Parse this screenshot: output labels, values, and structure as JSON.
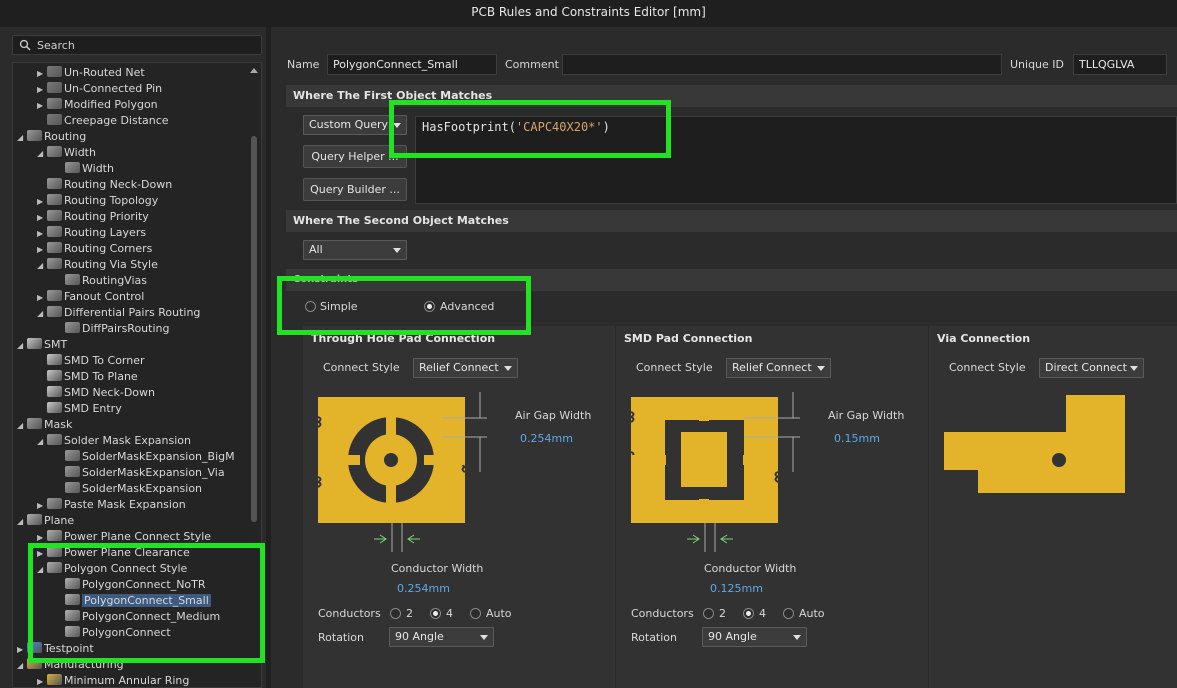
{
  "window": {
    "title": "PCB Rules and Constraints Editor [mm]"
  },
  "search": {
    "label": "Search"
  },
  "tree": {
    "items": [
      {
        "label": "Un-Routed Net",
        "arrow": "▶"
      },
      {
        "label": "Un-Connected Pin",
        "arrow": "▶"
      },
      {
        "label": "Modified Polygon",
        "arrow": "▶"
      },
      {
        "label": "Creepage Distance",
        "arrow": ""
      },
      {
        "label": "Routing",
        "arrow": "◢"
      },
      {
        "label": "Width",
        "arrow": "◢"
      },
      {
        "label": "Width",
        "arrow": ""
      },
      {
        "label": "Routing Neck-Down",
        "arrow": ""
      },
      {
        "label": "Routing Topology",
        "arrow": "▶"
      },
      {
        "label": "Routing Priority",
        "arrow": "▶"
      },
      {
        "label": "Routing Layers",
        "arrow": "▶"
      },
      {
        "label": "Routing Corners",
        "arrow": "▶"
      },
      {
        "label": "Routing Via Style",
        "arrow": "◢"
      },
      {
        "label": "RoutingVias",
        "arrow": ""
      },
      {
        "label": "Fanout Control",
        "arrow": "▶"
      },
      {
        "label": "Differential Pairs Routing",
        "arrow": "◢"
      },
      {
        "label": "DiffPairsRouting",
        "arrow": ""
      },
      {
        "label": "SMT",
        "arrow": "◢"
      },
      {
        "label": "SMD To Corner",
        "arrow": ""
      },
      {
        "label": "SMD To Plane",
        "arrow": ""
      },
      {
        "label": "SMD Neck-Down",
        "arrow": ""
      },
      {
        "label": "SMD Entry",
        "arrow": ""
      },
      {
        "label": "Mask",
        "arrow": "◢"
      },
      {
        "label": "Solder Mask Expansion",
        "arrow": "◢"
      },
      {
        "label": "SolderMaskExpansion_BigM",
        "arrow": ""
      },
      {
        "label": "SolderMaskExpansion_Via",
        "arrow": ""
      },
      {
        "label": "SolderMaskExpansion",
        "arrow": ""
      },
      {
        "label": "Paste Mask Expansion",
        "arrow": "▶"
      },
      {
        "label": "Plane",
        "arrow": "◢"
      },
      {
        "label": "Power Plane Connect Style",
        "arrow": "▶"
      },
      {
        "label": "Power Plane Clearance",
        "arrow": "▶"
      },
      {
        "label": "Polygon Connect Style",
        "arrow": "◢"
      },
      {
        "label": "PolygonConnect_NoTR",
        "arrow": ""
      },
      {
        "label": "PolygonConnect_Small",
        "arrow": ""
      },
      {
        "label": "PolygonConnect_Medium",
        "arrow": ""
      },
      {
        "label": "PolygonConnect",
        "arrow": ""
      },
      {
        "label": "Testpoint",
        "arrow": "▶"
      },
      {
        "label": "Manufacturing",
        "arrow": "◢"
      },
      {
        "label": "Minimum Annular Ring",
        "arrow": "▶"
      }
    ]
  },
  "header": {
    "name_label": "Name",
    "name_value": "PolygonConnect_Small",
    "comment_label": "Comment",
    "comment_value": "",
    "uid_label": "Unique ID",
    "uid_value": "TLLQGLVA"
  },
  "first_match": {
    "title": "Where The First Object Matches",
    "query_type": "Custom Query",
    "query_prefix": "HasFootprint(",
    "query_string": "'CAPC40X20*'",
    "query_suffix": ")",
    "query_helper": "Query Helper ...",
    "query_builder": "Query Builder ..."
  },
  "second_match": {
    "title": "Where The Second Object Matches",
    "selection": "All"
  },
  "constraints": {
    "title": "Constraints",
    "simple_label": "Simple",
    "advanced_label": "Advanced",
    "mode": "Advanced"
  },
  "through_hole": {
    "title": "Through Hole Pad Connection",
    "connect_style_label": "Connect Style",
    "connect_style": "Relief Connect",
    "air_gap_label": "Air Gap Width",
    "air_gap": "0.254mm",
    "conductor_width_label": "Conductor Width",
    "conductor_width": "0.254mm",
    "conductors_label": "Conductors",
    "conductor_options": [
      "2",
      "4",
      "Auto"
    ],
    "conductors_selected": "4",
    "rotation_label": "Rotation",
    "rotation": "90 Angle"
  },
  "smd": {
    "title": "SMD Pad Connection",
    "connect_style_label": "Connect Style",
    "connect_style": "Relief Connect",
    "air_gap_label": "Air Gap Width",
    "air_gap": "0.15mm",
    "conductor_width_label": "Conductor Width",
    "conductor_width": "0.125mm",
    "conductors_label": "Conductors",
    "conductor_options": [
      "2",
      "4",
      "Auto"
    ],
    "conductors_selected": "4",
    "rotation_label": "Rotation",
    "rotation": "90 Angle"
  },
  "via": {
    "title": "Via Connection",
    "connect_style_label": "Connect Style",
    "connect_style": "Direct Connect"
  },
  "colors": {
    "highlight": "#22e322",
    "copper": "#e3b42a",
    "value_blue": "#5fa8e8"
  }
}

:::::

### THE PROBLEM
Output the records above exactly as they are, leaving out the pictures.

### ANSWER IN FULL
Parse this screenshot: output labels, values, and structure as JSON.
{
  "window": {
    "title": "PCB Rules and Constraints Editor [mm]"
  },
  "search": {
    "label": "Search"
  },
  "tree": {
    "items": [
      {
        "label": "Un-Routed Net",
        "arrow": "▶"
      },
      {
        "label": "Un-Connected Pin",
        "arrow": "▶"
      },
      {
        "label": "Modified Polygon",
        "arrow": "▶"
      },
      {
        "label": "Creepage Distance",
        "arrow": ""
      },
      {
        "label": "Routing",
        "arrow": "◢"
      },
      {
        "label": "Width",
        "arrow": "◢"
      },
      {
        "label": "Width",
        "arrow": ""
      },
      {
        "label": "Routing Neck-Down",
        "arrow": ""
      },
      {
        "label": "Routing Topology",
        "arrow": "▶"
      },
      {
        "label": "Routing Priority",
        "arrow": "▶"
      },
      {
        "label": "Routing Layers",
        "arrow": "▶"
      },
      {
        "label": "Routing Corners",
        "arrow": "▶"
      },
      {
        "label": "Routing Via Style",
        "arrow": "◢"
      },
      {
        "label": "RoutingVias",
        "arrow": ""
      },
      {
        "label": "Fanout Control",
        "arrow": "▶"
      },
      {
        "label": "Differential Pairs Routing",
        "arrow": "◢"
      },
      {
        "label": "DiffPairsRouting",
        "arrow": ""
      },
      {
        "label": "SMT",
        "arrow": "◢"
      },
      {
        "label": "SMD To Corner",
        "arrow": ""
      },
      {
        "label": "SMD To Plane",
        "arrow": ""
      },
      {
        "label": "SMD Neck-Down",
        "arrow": ""
      },
      {
        "label": "SMD Entry",
        "arrow": ""
      },
      {
        "label": "Mask",
        "arrow": "◢"
      },
      {
        "label": "Solder Mask Expansion",
        "arrow": "◢"
      },
      {
        "label": "SolderMaskExpansion_BigM",
        "arrow": ""
      },
      {
        "label": "SolderMaskExpansion_Via",
        "arrow": ""
      },
      {
        "label": "SolderMaskExpansion",
        "arrow": ""
      },
      {
        "label": "Paste Mask Expansion",
        "arrow": "▶"
      },
      {
        "label": "Plane",
        "arrow": "◢"
      },
      {
        "label": "Power Plane Connect Style",
        "arrow": "▶"
      },
      {
        "label": "Power Plane Clearance",
        "arrow": "▶"
      },
      {
        "label": "Polygon Connect Style",
        "arrow": "◢"
      },
      {
        "label": "PolygonConnect_NoTR",
        "arrow": ""
      },
      {
        "label": "PolygonConnect_Small",
        "arrow": ""
      },
      {
        "label": "PolygonConnect_Medium",
        "arrow": ""
      },
      {
        "label": "PolygonConnect",
        "arrow": ""
      },
      {
        "label": "Testpoint",
        "arrow": "▶"
      },
      {
        "label": "Manufacturing",
        "arrow": "◢"
      },
      {
        "label": "Minimum Annular Ring",
        "arrow": "▶"
      }
    ]
  },
  "header": {
    "name_label": "Name",
    "name_value": "PolygonConnect_Small",
    "comment_label": "Comment",
    "comment_value": "",
    "uid_label": "Unique ID",
    "uid_value": "TLLQGLVA"
  },
  "first_match": {
    "title": "Where The First Object Matches",
    "query_type": "Custom Query",
    "query_prefix": "HasFootprint(",
    "query_string": "'CAPC40X20*'",
    "query_suffix": ")",
    "query_helper": "Query Helper ...",
    "query_builder": "Query Builder ..."
  },
  "second_match": {
    "title": "Where The Second Object Matches",
    "selection": "All"
  },
  "constraints": {
    "title": "Constraints",
    "simple_label": "Simple",
    "advanced_label": "Advanced",
    "mode": "Advanced"
  },
  "through_hole": {
    "title": "Through Hole Pad Connection",
    "connect_style_label": "Connect Style",
    "connect_style": "Relief Connect",
    "air_gap_label": "Air Gap Width",
    "air_gap": "0.254mm",
    "conductor_width_label": "Conductor Width",
    "conductor_width": "0.254mm",
    "conductors_label": "Conductors",
    "conductor_options": [
      "2",
      "4",
      "Auto"
    ],
    "conductors_selected": "4",
    "rotation_label": "Rotation",
    "rotation": "90 Angle"
  },
  "smd": {
    "title": "SMD Pad Connection",
    "connect_style_label": "Connect Style",
    "connect_style": "Relief Connect",
    "air_gap_label": "Air Gap Width",
    "air_gap": "0.15mm",
    "conductor_width_label": "Conductor Width",
    "conductor_width": "0.125mm",
    "conductors_label": "Conductors",
    "conductor_options": [
      "2",
      "4",
      "Auto"
    ],
    "conductors_selected": "4",
    "rotation_label": "Rotation",
    "rotation": "90 Angle"
  },
  "via": {
    "title": "Via Connection",
    "connect_style_label": "Connect Style",
    "connect_style": "Direct Connect"
  },
  "colors": {
    "highlight": "#22e322",
    "copper": "#e3b42a",
    "value_blue": "#5fa8e8"
  }
}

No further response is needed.